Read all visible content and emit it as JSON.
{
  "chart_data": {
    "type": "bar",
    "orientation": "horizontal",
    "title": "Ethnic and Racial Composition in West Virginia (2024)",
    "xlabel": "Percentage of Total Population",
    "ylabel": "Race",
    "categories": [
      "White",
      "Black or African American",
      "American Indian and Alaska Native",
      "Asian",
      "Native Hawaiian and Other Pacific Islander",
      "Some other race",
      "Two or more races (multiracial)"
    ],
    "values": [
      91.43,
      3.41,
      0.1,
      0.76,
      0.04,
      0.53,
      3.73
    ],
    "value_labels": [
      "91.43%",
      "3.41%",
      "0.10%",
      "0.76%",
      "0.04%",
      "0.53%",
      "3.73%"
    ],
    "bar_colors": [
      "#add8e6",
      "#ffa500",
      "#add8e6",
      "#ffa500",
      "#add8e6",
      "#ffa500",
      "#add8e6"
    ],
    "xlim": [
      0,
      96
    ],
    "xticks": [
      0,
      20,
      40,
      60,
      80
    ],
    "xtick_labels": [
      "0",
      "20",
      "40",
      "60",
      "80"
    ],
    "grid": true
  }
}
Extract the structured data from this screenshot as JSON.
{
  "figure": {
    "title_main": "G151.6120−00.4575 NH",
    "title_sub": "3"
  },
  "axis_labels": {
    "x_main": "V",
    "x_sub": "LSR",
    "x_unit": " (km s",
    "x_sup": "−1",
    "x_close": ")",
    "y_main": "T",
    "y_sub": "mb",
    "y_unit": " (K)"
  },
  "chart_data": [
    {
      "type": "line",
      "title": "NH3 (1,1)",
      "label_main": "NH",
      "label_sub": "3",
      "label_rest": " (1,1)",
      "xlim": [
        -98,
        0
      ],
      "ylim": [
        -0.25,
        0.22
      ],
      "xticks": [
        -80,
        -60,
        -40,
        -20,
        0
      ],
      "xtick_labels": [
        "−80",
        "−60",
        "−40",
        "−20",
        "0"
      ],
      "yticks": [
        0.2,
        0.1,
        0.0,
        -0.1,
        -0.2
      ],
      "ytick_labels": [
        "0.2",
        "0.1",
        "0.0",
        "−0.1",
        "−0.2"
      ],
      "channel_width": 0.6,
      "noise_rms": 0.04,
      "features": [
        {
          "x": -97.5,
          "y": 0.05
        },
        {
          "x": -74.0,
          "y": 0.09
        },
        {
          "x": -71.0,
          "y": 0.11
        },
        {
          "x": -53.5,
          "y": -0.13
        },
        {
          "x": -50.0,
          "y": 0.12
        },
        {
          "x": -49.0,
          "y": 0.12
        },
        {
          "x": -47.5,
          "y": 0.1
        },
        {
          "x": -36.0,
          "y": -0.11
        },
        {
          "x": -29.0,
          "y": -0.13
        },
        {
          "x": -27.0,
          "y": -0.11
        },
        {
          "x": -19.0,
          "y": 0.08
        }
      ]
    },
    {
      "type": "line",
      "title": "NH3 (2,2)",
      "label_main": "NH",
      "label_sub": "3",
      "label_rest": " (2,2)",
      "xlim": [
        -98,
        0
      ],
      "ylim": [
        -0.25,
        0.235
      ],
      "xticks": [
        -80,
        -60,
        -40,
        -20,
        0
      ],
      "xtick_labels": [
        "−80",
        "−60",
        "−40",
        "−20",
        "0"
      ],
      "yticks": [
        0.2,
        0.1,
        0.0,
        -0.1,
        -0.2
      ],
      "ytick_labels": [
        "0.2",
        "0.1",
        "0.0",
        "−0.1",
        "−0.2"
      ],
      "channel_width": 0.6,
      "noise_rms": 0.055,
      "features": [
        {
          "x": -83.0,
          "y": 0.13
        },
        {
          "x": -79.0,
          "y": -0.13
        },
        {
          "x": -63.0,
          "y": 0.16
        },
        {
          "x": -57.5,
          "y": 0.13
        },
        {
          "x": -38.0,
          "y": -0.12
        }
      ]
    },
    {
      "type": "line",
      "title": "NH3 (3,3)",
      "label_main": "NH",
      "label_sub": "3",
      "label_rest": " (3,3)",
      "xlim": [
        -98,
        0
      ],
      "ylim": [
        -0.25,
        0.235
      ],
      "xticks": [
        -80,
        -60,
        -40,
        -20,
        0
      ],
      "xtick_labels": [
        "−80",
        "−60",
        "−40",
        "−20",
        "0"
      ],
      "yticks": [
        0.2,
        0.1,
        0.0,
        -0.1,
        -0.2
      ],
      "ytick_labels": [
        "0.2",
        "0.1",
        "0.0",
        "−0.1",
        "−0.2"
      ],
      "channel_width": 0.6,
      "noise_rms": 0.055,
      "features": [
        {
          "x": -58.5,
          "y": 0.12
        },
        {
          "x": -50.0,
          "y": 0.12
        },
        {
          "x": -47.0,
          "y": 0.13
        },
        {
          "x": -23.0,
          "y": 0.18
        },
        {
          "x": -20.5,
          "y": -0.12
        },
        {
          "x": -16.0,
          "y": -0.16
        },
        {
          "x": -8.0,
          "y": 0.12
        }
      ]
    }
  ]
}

==============================

TASK TO COMPLETE: Return the whole listing exactly, with every line included.

ANSWER FOR THE TASK:
Read all visible content and emit it as JSON.
{
  "chart_data": {
    "type": "bar",
    "orientation": "horizontal",
    "title": "Ethnic and Racial Composition in West Virginia (2024)",
    "xlabel": "Percentage of Total Population",
    "ylabel": "Race",
    "categories": [
      "White",
      "Black or African American",
      "American Indian and Alaska Native",
      "Asian",
      "Native Hawaiian and Other Pacific Islander",
      "Some other race",
      "Two or more races (multiracial)"
    ],
    "values": [
      91.43,
      3.41,
      0.1,
      0.76,
      0.04,
      0.53,
      3.73
    ],
    "value_labels": [
      "91.43%",
      "3.41%",
      "0.10%",
      "0.76%",
      "0.04%",
      "0.53%",
      "3.73%"
    ],
    "bar_colors": [
      "#add8e6",
      "#ffa500",
      "#add8e6",
      "#ffa500",
      "#add8e6",
      "#ffa500",
      "#add8e6"
    ],
    "xlim": [
      0,
      96
    ],
    "xticks": [
      0,
      20,
      40,
      60,
      80
    ],
    "xtick_labels": [
      "0",
      "20",
      "40",
      "60",
      "80"
    ],
    "grid": true
  }
}
Extract the structured data from this screenshot as JSON.
{
  "figure": {
    "title_main": "G151.6120−00.4575 NH",
    "title_sub": "3"
  },
  "axis_labels": {
    "x_main": "V",
    "x_sub": "LSR",
    "x_unit": " (km s",
    "x_sup": "−1",
    "x_close": ")",
    "y_main": "T",
    "y_sub": "mb",
    "y_unit": " (K)"
  },
  "chart_data": [
    {
      "type": "line",
      "title": "NH3 (1,1)",
      "label_main": "NH",
      "label_sub": "3",
      "label_rest": " (1,1)",
      "xlim": [
        -98,
        0
      ],
      "ylim": [
        -0.25,
        0.22
      ],
      "xticks": [
        -80,
        -60,
        -40,
        -20,
        0
      ],
      "xtick_labels": [
        "−80",
        "−60",
        "−40",
        "−20",
        "0"
      ],
      "yticks": [
        0.2,
        0.1,
        0.0,
        -0.1,
        -0.2
      ],
      "ytick_labels": [
        "0.2",
        "0.1",
        "0.0",
        "−0.1",
        "−0.2"
      ],
      "channel_width": 0.6,
      "noise_rms": 0.04,
      "features": [
        {
          "x": -97.5,
          "y": 0.05
        },
        {
          "x": -74.0,
          "y": 0.09
        },
        {
          "x": -71.0,
          "y": 0.11
        },
        {
          "x": -53.5,
          "y": -0.13
        },
        {
          "x": -50.0,
          "y": 0.12
        },
        {
          "x": -49.0,
          "y": 0.12
        },
        {
          "x": -47.5,
          "y": 0.1
        },
        {
          "x": -36.0,
          "y": -0.11
        },
        {
          "x": -29.0,
          "y": -0.13
        },
        {
          "x": -27.0,
          "y": -0.11
        },
        {
          "x": -19.0,
          "y": 0.08
        }
      ]
    },
    {
      "type": "line",
      "title": "NH3 (2,2)",
      "label_main": "NH",
      "label_sub": "3",
      "label_rest": " (2,2)",
      "xlim": [
        -98,
        0
      ],
      "ylim": [
        -0.25,
        0.235
      ],
      "xticks": [
        -80,
        -60,
        -40,
        -20,
        0
      ],
      "xtick_labels": [
        "−80",
        "−60",
        "−40",
        "−20",
        "0"
      ],
      "yticks": [
        0.2,
        0.1,
        0.0,
        -0.1,
        -0.2
      ],
      "ytick_labels": [
        "0.2",
        "0.1",
        "0.0",
        "−0.1",
        "−0.2"
      ],
      "channel_width": 0.6,
      "noise_rms": 0.055,
      "features": [
        {
          "x": -83.0,
          "y": 0.13
        },
        {
          "x": -79.0,
          "y": -0.13
        },
        {
          "x": -63.0,
          "y": 0.16
        },
        {
          "x": -57.5,
          "y": 0.13
        },
        {
          "x": -38.0,
          "y": -0.12
        }
      ]
    },
    {
      "type": "line",
      "title": "NH3 (3,3)",
      "label_main": "NH",
      "label_sub": "3",
      "label_rest": " (3,3)",
      "xlim": [
        -98,
        0
      ],
      "ylim": [
        -0.25,
        0.235
      ],
      "xticks": [
        -80,
        -60,
        -40,
        -20,
        0
      ],
      "xtick_labels": [
        "−80",
        "−60",
        "−40",
        "−20",
        "0"
      ],
      "yticks": [
        0.2,
        0.1,
        0.0,
        -0.1,
        -0.2
      ],
      "ytick_labels": [
        "0.2",
        "0.1",
        "0.0",
        "−0.1",
        "−0.2"
      ],
      "channel_width": 0.6,
      "noise_rms": 0.055,
      "features": [
        {
          "x": -58.5,
          "y": 0.12
        },
        {
          "x": -50.0,
          "y": 0.12
        },
        {
          "x": -47.0,
          "y": 0.13
        },
        {
          "x": -23.0,
          "y": 0.18
        },
        {
          "x": -20.5,
          "y": -0.12
        },
        {
          "x": -16.0,
          "y": -0.16
        },
        {
          "x": -8.0,
          "y": 0.12
        }
      ]
    }
  ]
}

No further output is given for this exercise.